## START RECORDED INFORMATION
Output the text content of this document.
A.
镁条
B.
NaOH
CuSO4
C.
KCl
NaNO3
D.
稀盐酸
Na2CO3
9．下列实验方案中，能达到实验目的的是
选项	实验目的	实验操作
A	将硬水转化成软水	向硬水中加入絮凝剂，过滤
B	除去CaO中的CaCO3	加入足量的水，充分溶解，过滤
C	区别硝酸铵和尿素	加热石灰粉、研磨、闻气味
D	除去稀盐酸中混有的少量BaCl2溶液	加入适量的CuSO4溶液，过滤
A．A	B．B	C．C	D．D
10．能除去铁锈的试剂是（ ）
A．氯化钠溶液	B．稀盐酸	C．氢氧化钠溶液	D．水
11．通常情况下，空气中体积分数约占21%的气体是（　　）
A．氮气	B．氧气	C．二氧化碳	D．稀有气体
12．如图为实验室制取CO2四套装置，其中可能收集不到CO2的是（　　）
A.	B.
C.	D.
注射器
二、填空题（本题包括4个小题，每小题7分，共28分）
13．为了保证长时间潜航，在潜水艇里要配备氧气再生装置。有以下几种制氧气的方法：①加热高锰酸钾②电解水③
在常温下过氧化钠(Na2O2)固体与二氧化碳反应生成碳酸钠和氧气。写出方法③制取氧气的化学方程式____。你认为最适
## END RECORDED INFORMATION
WORK TO COMPLETE:
Write down the full listing again, exactly.

RESULT OF THIS EXERCISE:
Output the text content of this document.
A.
镁条
B.
NaOH
CuSO4
C.
KCl
NaNO3
D.
稀盐酸
Na2CO3
9．下列实验方案中，能达到实验目的的是
选项	实验目的	实验操作
A	将硬水转化成软水	向硬水中加入絮凝剂，过滤
B	除去CaO中的CaCO3	加入足量的水，充分溶解，过滤
C	区别硝酸铵和尿素	加热石灰粉、研磨、闻气味
D	除去稀盐酸中混有的少量BaCl2溶液	加入适量的CuSO4溶液，过滤
A．A	B．B	C．C	D．D
10．能除去铁锈的试剂是（ ）
A．氯化钠溶液	B．稀盐酸	C．氢氧化钠溶液	D．水
11．通常情况下，空气中体积分数约占21%的气体是（　　）
A．氮气	B．氧气	C．二氧化碳	D．稀有气体
12．如图为实验室制取CO2四套装置，其中可能收集不到CO2的是（　　）
A.	B.
C.	D.
注射器
二、填空题（本题包括4个小题，每小题7分，共28分）
13．为了保证长时间潜航，在潜水艇里要配备氧气再生装置。有以下几种制氧气的方法：①加热高锰酸钾②电解水③
在常温下过氧化钠(Na2O2)固体与二氧化碳反应生成碳酸钠和氧气。写出方法③制取氧气的化学方程式____。你认为最适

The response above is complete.